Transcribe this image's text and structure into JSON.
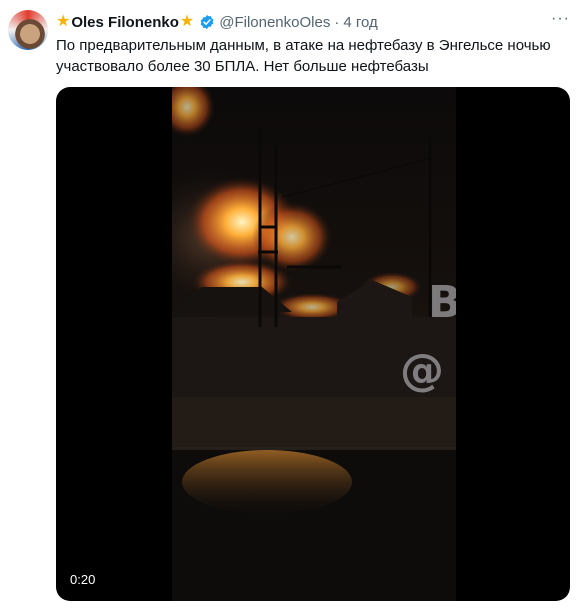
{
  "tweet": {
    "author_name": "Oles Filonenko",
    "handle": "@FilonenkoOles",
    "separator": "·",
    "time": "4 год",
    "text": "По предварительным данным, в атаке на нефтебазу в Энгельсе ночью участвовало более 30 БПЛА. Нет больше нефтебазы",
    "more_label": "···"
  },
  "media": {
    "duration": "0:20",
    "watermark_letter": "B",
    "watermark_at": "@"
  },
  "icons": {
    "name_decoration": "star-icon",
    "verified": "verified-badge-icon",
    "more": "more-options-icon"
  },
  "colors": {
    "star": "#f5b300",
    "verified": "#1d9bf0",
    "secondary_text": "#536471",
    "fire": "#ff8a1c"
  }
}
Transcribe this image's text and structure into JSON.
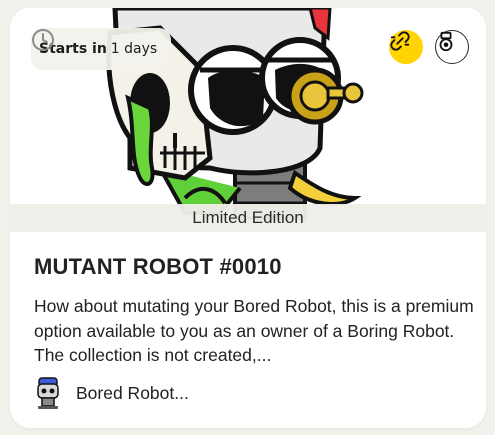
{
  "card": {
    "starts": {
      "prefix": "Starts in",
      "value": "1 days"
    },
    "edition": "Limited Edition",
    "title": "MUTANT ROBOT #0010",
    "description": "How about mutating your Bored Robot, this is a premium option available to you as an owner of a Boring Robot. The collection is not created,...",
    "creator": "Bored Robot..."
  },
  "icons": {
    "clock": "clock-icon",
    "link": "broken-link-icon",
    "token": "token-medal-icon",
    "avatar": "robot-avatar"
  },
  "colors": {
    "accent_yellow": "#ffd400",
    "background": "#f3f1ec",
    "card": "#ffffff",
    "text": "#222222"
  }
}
────────
▶ _Written problem_: Give the number of lines in the listing above that contain "Bored", and nothing else.

▶ _Solution for this problem_: 2